## Task description
Copy out every one of the following entries word for word.

## Data for this exercise
════════════════
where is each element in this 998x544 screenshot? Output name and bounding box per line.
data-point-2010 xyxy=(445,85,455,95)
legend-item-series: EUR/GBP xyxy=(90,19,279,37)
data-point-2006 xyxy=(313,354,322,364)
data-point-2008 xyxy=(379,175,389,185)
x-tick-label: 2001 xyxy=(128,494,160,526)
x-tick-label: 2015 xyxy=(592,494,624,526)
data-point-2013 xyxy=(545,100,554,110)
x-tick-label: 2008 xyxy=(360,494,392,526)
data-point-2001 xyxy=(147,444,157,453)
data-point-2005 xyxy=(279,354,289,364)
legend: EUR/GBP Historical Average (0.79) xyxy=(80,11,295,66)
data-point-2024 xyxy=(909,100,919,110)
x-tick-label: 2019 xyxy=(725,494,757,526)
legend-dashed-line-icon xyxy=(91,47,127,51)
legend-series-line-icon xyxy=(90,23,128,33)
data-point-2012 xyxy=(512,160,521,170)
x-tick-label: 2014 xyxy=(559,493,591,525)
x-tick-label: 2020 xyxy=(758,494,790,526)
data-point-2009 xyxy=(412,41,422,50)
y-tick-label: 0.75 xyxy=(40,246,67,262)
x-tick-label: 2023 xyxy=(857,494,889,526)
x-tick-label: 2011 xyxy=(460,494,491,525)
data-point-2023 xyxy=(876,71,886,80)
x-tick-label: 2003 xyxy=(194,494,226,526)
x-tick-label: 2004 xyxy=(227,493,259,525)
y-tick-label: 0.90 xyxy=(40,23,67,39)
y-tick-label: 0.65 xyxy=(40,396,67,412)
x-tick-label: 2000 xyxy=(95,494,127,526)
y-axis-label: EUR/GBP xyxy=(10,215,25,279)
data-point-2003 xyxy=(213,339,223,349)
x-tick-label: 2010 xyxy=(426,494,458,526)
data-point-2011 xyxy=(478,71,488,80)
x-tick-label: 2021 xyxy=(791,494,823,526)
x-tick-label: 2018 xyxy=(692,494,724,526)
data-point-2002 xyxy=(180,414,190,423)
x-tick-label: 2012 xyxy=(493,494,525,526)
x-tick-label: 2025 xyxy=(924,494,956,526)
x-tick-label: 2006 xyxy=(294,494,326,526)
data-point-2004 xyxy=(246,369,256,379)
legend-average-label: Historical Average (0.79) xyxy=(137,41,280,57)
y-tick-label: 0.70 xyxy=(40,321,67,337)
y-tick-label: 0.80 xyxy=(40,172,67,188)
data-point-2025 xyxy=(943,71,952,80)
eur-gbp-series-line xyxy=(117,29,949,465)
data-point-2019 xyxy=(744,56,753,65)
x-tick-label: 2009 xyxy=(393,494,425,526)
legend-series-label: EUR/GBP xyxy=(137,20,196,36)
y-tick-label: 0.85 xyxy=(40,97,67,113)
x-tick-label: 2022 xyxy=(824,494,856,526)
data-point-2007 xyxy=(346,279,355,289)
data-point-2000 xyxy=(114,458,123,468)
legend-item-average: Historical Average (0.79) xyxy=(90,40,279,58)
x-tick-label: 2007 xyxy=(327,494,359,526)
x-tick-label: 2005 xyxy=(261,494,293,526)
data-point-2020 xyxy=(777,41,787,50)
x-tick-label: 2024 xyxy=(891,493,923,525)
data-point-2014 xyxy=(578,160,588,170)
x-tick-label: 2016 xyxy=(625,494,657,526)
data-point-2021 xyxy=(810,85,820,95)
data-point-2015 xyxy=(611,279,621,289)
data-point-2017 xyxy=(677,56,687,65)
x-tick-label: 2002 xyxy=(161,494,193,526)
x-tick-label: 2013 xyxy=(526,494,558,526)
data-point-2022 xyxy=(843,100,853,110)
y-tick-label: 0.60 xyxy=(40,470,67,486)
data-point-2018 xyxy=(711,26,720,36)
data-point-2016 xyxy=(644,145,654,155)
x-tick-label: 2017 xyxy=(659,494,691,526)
════════════════
## Worked answer
where is each element in this 998x544 screenshot? Output name and bounding box per line.
data-point-2010 xyxy=(445,85,455,95)
legend-item-series: EUR/GBP xyxy=(90,19,279,37)
data-point-2006 xyxy=(313,354,322,364)
data-point-2008 xyxy=(379,175,389,185)
x-tick-label: 2001 xyxy=(128,494,160,526)
x-tick-label: 2015 xyxy=(592,494,624,526)
data-point-2013 xyxy=(545,100,554,110)
x-tick-label: 2008 xyxy=(360,494,392,526)
data-point-2001 xyxy=(147,444,157,453)
data-point-2005 xyxy=(279,354,289,364)
legend: EUR/GBP Historical Average (0.79) xyxy=(80,11,295,66)
data-point-2024 xyxy=(909,100,919,110)
x-tick-label: 2019 xyxy=(725,494,757,526)
legend-dashed-line-icon xyxy=(91,47,127,51)
legend-series-line-icon xyxy=(90,23,128,33)
data-point-2012 xyxy=(512,160,521,170)
x-tick-label: 2014 xyxy=(559,493,591,525)
x-tick-label: 2020 xyxy=(758,494,790,526)
data-point-2009 xyxy=(412,41,422,50)
y-tick-label: 0.75 xyxy=(40,246,67,262)
x-tick-label: 2023 xyxy=(857,494,889,526)
x-tick-label: 2011 xyxy=(460,494,491,525)
data-point-2023 xyxy=(876,71,886,80)
x-tick-label: 2003 xyxy=(194,494,226,526)
x-tick-label: 2004 xyxy=(227,493,259,525)
y-tick-label: 0.90 xyxy=(40,23,67,39)
y-tick-label: 0.65 xyxy=(40,396,67,412)
x-tick-label: 2000 xyxy=(95,494,127,526)
y-axis-label: EUR/GBP xyxy=(10,215,25,279)
data-point-2003 xyxy=(213,339,223,349)
x-tick-label: 2010 xyxy=(426,494,458,526)
data-point-2011 xyxy=(478,71,488,80)
x-tick-label: 2021 xyxy=(791,494,823,526)
x-tick-label: 2018 xyxy=(692,494,724,526)
data-point-2002 xyxy=(180,414,190,423)
x-tick-label: 2012 xyxy=(493,494,525,526)
x-tick-label: 2025 xyxy=(924,494,956,526)
x-tick-label: 2006 xyxy=(294,494,326,526)
data-point-2004 xyxy=(246,369,256,379)
legend-average-label: Historical Average (0.79) xyxy=(137,41,280,57)
y-tick-label: 0.70 xyxy=(40,321,67,337)
y-tick-label: 0.80 xyxy=(40,172,67,188)
data-point-2025 xyxy=(943,71,952,80)
eur-gbp-series-line xyxy=(117,29,949,465)
data-point-2019 xyxy=(744,56,753,65)
x-tick-label: 2009 xyxy=(393,494,425,526)
legend-series-label: EUR/GBP xyxy=(137,20,196,36)
y-tick-label: 0.85 xyxy=(40,97,67,113)
x-tick-label: 2022 xyxy=(824,494,856,526)
data-point-2007 xyxy=(346,279,355,289)
data-point-2000 xyxy=(114,458,123,468)
legend-item-average: Historical Average (0.79) xyxy=(90,40,279,58)
x-tick-label: 2007 xyxy=(327,494,359,526)
x-tick-label: 2005 xyxy=(261,494,293,526)
data-point-2020 xyxy=(777,41,787,50)
x-tick-label: 2024 xyxy=(891,493,923,525)
data-point-2014 xyxy=(578,160,588,170)
x-tick-label: 2016 xyxy=(625,494,657,526)
data-point-2021 xyxy=(810,85,820,95)
data-point-2015 xyxy=(611,279,621,289)
data-point-2017 xyxy=(677,56,687,65)
x-tick-label: 2002 xyxy=(161,494,193,526)
x-tick-label: 2013 xyxy=(526,494,558,526)
data-point-2022 xyxy=(843,100,853,110)
y-tick-label: 0.60 xyxy=(40,470,67,486)
data-point-2018 xyxy=(711,26,720,36)
data-point-2016 xyxy=(644,145,654,155)
x-tick-label: 2017 xyxy=(659,494,691,526)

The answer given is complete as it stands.